**Raw records**:
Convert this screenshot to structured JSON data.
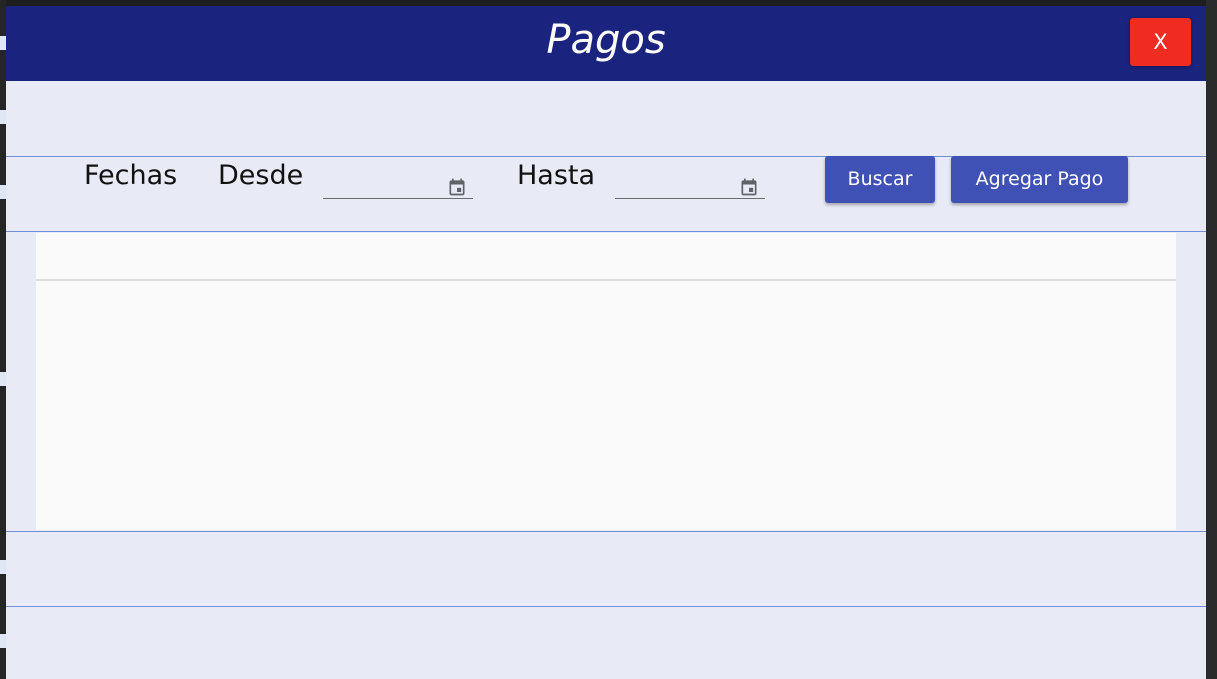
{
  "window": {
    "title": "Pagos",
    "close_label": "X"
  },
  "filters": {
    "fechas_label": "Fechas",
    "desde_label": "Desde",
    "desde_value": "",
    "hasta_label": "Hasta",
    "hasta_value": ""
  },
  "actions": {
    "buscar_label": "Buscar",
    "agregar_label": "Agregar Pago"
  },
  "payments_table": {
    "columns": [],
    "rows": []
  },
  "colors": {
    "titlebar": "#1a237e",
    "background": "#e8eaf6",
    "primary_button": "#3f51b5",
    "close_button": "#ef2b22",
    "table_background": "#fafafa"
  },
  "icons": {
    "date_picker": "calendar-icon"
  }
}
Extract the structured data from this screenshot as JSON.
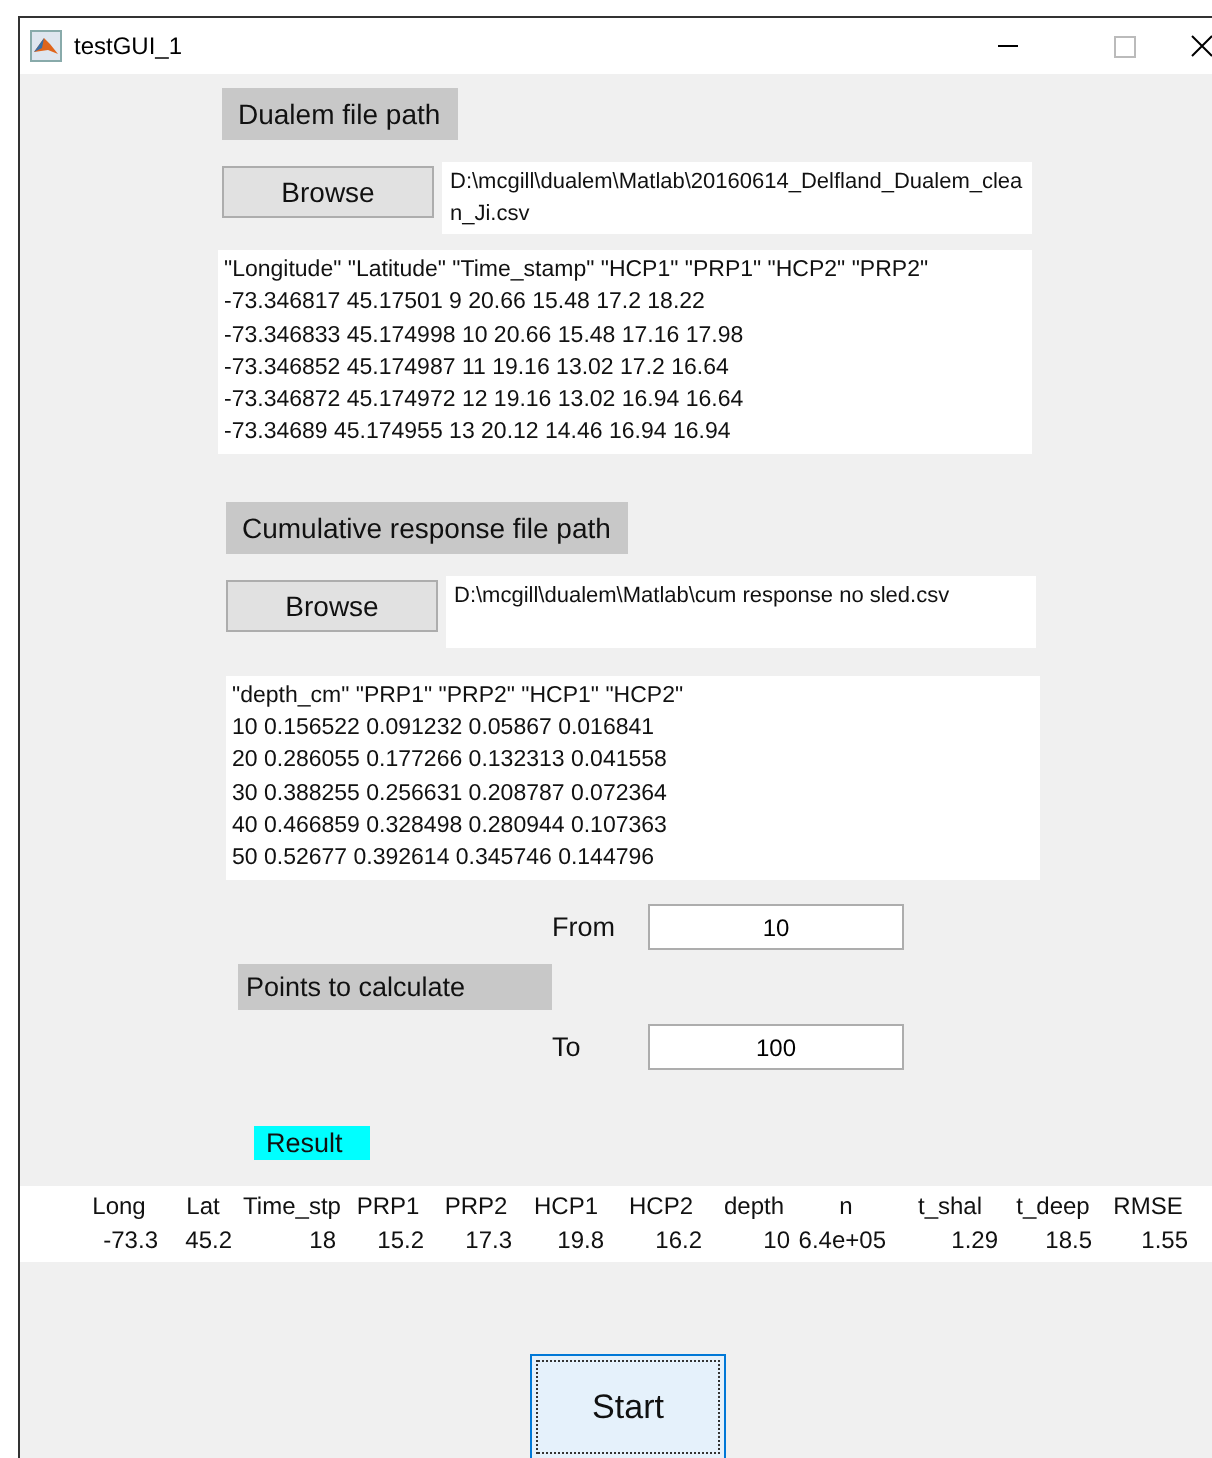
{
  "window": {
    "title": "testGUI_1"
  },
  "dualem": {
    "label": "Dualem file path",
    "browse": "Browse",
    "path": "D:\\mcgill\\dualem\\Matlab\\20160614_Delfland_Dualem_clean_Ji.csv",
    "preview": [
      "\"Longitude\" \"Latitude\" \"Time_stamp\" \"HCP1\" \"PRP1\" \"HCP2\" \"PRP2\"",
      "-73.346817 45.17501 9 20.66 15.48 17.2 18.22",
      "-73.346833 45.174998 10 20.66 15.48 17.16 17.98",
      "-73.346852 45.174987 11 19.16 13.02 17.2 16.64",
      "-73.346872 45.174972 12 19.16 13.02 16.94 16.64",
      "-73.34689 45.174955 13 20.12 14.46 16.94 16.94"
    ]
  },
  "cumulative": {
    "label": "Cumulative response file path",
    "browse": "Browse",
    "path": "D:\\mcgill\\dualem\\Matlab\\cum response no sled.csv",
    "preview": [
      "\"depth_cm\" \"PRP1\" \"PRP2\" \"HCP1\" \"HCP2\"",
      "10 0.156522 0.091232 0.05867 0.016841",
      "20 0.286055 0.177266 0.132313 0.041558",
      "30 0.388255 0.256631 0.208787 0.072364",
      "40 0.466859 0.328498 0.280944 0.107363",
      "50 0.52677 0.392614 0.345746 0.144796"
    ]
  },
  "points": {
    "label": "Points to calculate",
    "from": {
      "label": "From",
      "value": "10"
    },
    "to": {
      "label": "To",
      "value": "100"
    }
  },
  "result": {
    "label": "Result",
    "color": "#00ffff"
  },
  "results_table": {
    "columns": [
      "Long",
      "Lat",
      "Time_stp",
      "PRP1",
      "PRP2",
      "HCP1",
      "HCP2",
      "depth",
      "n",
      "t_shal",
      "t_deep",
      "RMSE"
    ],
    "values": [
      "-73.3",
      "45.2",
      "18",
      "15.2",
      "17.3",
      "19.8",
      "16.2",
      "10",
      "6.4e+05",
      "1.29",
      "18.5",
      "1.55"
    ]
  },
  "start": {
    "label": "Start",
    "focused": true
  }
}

--

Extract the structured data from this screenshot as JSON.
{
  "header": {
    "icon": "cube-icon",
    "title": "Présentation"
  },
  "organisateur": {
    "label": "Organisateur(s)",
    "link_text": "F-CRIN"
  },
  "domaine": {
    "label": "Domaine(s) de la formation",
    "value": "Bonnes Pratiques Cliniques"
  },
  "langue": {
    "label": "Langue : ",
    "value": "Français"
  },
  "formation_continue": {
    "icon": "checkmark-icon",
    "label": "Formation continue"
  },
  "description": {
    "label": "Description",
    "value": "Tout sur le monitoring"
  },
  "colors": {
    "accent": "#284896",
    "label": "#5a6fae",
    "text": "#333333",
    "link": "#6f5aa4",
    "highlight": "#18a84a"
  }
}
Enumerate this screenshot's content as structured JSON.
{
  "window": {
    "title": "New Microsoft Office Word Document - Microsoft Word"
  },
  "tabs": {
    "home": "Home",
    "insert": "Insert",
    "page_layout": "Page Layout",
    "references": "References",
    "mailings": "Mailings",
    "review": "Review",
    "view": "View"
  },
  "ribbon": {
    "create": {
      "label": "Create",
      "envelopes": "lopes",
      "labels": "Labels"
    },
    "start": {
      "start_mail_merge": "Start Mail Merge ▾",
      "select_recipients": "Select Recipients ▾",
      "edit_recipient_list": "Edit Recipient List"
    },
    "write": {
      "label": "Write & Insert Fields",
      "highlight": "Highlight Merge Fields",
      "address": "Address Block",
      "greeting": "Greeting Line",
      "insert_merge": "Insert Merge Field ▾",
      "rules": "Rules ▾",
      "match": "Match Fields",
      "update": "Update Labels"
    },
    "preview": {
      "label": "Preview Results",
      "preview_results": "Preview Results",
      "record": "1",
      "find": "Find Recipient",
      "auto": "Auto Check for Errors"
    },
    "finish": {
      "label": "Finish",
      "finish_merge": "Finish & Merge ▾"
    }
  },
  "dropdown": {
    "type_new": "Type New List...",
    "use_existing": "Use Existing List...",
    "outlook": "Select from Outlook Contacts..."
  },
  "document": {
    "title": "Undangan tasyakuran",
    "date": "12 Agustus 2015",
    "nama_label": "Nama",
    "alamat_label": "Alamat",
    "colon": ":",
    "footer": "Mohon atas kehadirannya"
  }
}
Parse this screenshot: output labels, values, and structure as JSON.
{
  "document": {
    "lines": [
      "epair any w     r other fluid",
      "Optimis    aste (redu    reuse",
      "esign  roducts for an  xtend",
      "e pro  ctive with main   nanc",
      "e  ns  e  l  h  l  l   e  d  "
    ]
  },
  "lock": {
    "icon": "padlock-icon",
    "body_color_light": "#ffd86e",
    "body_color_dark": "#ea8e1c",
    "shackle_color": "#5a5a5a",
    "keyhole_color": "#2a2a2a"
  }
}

==

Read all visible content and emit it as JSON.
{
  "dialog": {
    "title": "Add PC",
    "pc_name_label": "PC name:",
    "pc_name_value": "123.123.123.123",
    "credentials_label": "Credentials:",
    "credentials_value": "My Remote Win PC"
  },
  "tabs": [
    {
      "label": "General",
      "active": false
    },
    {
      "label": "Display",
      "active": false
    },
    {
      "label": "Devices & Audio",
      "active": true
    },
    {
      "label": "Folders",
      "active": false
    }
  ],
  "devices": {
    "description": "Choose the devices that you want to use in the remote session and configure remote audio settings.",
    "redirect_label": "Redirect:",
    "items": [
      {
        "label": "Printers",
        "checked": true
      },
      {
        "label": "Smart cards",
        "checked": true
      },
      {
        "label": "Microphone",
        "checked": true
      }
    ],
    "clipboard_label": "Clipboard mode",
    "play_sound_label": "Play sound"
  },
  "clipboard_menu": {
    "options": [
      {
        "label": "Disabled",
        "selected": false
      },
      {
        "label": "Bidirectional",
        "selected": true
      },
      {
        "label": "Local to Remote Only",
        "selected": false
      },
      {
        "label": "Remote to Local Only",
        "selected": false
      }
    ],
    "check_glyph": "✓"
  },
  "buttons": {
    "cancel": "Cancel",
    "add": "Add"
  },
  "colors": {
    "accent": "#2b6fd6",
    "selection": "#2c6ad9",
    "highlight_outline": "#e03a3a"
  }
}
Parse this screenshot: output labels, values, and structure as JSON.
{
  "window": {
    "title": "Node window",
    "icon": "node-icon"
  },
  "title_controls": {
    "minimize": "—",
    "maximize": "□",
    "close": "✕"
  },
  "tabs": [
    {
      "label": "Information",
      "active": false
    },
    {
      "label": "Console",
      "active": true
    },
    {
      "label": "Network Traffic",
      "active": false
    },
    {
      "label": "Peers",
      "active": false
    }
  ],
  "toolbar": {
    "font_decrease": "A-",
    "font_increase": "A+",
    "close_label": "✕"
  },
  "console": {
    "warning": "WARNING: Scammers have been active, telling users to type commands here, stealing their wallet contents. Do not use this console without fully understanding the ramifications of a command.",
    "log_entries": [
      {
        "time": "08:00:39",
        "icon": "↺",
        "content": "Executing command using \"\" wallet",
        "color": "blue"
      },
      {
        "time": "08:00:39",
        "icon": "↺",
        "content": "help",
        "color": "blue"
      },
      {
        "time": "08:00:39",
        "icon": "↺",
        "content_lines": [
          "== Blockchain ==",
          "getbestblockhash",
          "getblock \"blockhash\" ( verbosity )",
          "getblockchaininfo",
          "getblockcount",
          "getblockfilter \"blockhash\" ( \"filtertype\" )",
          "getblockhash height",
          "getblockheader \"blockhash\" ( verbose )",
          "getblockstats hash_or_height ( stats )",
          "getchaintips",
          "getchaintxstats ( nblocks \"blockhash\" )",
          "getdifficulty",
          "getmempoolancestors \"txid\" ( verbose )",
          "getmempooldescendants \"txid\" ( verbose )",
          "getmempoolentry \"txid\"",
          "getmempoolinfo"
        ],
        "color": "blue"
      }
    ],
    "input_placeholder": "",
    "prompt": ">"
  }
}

**Stated task**: Copy the lines from the entries above in which the word "path" appears.

**Output of the exercise**:
    "label": "Dualem file path",
    "path": "D:\\mcgill\\dualem\\Matlab\\20160614_Delfland_Dualem_clean_Ji.csv",
    "label": "Cumulative response file path",
    "path": "D:\\mcgill\\dualem\\Matlab\\cum response no sled.csv",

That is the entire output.